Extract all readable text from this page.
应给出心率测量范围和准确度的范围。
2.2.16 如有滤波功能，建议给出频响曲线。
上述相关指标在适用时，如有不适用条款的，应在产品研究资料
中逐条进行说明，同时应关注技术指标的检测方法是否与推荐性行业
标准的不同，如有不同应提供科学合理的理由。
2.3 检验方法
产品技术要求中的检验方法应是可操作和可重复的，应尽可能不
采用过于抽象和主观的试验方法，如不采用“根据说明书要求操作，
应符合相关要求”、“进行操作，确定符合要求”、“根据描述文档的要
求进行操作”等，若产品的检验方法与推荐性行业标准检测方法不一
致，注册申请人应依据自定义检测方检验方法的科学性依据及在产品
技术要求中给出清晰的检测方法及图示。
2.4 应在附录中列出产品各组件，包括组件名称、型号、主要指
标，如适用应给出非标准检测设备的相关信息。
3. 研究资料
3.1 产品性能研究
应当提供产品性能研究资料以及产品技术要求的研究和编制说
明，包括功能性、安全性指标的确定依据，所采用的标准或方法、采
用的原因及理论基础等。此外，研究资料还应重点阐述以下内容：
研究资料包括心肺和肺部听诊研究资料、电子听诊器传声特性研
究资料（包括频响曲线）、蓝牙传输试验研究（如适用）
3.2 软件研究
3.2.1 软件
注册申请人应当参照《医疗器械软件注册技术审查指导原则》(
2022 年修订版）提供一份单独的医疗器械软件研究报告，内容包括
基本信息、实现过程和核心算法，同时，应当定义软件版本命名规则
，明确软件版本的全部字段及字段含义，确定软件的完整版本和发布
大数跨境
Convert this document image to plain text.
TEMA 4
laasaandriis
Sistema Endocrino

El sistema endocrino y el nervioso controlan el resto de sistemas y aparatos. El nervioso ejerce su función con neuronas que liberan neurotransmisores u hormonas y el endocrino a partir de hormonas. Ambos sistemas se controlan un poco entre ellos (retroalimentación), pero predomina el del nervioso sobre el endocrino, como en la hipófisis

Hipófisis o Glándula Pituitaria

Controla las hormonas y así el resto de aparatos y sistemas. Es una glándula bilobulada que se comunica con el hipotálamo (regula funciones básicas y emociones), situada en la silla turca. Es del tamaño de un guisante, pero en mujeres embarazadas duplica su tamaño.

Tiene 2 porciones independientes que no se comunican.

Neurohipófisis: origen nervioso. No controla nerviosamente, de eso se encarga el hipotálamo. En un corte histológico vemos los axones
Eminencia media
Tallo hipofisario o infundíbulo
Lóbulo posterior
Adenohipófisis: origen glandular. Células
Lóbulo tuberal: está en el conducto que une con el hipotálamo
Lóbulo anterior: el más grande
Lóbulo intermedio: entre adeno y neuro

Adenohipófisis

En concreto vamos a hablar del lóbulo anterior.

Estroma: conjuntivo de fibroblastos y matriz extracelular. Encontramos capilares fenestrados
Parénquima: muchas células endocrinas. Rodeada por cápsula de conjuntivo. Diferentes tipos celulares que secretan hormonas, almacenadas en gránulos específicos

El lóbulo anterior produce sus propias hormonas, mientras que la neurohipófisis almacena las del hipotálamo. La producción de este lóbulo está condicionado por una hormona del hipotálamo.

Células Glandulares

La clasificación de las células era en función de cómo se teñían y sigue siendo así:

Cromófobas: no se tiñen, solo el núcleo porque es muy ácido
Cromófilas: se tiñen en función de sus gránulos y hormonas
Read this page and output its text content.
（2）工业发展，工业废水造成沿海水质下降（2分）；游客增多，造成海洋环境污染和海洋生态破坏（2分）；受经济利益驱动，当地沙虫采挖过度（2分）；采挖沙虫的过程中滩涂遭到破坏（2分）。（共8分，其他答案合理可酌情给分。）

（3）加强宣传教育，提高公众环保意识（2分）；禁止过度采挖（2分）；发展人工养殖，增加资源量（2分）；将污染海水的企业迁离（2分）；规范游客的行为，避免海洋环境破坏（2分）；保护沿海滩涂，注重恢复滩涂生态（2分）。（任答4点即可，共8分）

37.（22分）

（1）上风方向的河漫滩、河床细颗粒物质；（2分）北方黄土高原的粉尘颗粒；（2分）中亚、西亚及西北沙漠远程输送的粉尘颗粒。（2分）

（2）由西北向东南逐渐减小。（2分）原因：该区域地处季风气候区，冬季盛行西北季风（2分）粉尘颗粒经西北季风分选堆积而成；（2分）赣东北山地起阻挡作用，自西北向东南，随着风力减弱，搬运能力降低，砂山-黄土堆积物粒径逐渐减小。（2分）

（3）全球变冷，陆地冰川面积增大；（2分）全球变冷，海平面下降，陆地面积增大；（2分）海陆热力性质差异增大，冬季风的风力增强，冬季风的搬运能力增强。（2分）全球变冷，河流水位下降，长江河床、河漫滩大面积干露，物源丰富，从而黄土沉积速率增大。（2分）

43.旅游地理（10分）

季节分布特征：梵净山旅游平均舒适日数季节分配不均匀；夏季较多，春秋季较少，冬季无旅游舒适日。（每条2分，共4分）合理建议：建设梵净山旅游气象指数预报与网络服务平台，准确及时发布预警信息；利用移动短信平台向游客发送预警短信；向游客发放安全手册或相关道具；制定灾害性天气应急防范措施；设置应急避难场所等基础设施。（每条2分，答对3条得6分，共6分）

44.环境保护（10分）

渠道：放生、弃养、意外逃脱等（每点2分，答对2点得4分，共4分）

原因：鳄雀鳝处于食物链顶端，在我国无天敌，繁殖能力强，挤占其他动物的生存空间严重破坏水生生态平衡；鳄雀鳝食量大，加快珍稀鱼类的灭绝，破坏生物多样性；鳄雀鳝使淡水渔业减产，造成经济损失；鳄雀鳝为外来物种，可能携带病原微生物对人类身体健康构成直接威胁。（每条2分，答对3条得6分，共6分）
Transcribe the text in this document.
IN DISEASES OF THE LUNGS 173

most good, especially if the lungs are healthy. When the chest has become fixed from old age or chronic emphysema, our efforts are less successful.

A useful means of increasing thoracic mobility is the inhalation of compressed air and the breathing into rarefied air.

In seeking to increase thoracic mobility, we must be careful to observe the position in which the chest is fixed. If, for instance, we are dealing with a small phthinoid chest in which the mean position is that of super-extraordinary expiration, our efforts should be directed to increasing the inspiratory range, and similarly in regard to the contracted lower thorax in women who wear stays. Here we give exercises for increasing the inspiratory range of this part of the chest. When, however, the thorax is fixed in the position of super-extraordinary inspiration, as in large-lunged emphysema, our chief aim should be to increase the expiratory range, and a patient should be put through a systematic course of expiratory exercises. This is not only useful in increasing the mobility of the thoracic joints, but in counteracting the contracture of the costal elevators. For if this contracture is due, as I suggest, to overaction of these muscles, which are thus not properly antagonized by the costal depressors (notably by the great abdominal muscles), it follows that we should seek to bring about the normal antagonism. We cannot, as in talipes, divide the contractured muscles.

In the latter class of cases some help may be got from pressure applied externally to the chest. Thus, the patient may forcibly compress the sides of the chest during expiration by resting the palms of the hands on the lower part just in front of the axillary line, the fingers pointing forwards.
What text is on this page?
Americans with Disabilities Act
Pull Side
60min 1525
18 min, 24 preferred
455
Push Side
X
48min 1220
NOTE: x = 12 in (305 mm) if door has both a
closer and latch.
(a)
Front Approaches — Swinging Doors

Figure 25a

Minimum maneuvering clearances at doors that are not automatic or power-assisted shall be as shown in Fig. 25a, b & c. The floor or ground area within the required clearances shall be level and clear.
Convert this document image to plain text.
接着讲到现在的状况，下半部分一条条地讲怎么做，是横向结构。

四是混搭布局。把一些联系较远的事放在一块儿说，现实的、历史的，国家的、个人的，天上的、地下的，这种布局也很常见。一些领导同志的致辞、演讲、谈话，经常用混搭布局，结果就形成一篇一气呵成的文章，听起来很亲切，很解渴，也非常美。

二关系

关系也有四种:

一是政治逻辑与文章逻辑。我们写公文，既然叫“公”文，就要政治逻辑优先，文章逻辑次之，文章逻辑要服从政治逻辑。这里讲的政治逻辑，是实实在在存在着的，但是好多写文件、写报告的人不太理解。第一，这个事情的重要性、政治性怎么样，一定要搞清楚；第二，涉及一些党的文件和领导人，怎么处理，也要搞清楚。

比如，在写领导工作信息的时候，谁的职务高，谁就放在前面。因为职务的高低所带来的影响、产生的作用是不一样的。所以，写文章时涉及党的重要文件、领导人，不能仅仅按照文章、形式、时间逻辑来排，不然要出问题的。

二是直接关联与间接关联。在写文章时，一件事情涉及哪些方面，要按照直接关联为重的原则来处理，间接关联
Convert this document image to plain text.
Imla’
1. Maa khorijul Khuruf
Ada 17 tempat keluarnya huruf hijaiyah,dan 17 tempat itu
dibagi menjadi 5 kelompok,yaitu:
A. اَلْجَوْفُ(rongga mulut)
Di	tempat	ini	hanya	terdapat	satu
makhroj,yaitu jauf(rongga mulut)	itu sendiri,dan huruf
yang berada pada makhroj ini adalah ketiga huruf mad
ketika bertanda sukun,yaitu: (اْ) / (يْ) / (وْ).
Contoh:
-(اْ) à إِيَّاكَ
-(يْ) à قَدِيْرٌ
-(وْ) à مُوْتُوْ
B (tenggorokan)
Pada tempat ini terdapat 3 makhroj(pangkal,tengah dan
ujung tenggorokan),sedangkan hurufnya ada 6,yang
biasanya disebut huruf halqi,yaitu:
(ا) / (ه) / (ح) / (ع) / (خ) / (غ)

★ ★ ★ ★

EXERCISE BRIEF
Find the lines containing "tiñen" and list every one of them.

REPLY
Cromófobas: no se tiñen, solo el núcleo porque es muy ácido
Cromófilas: se tiñen en función de sus gránulos y hormonas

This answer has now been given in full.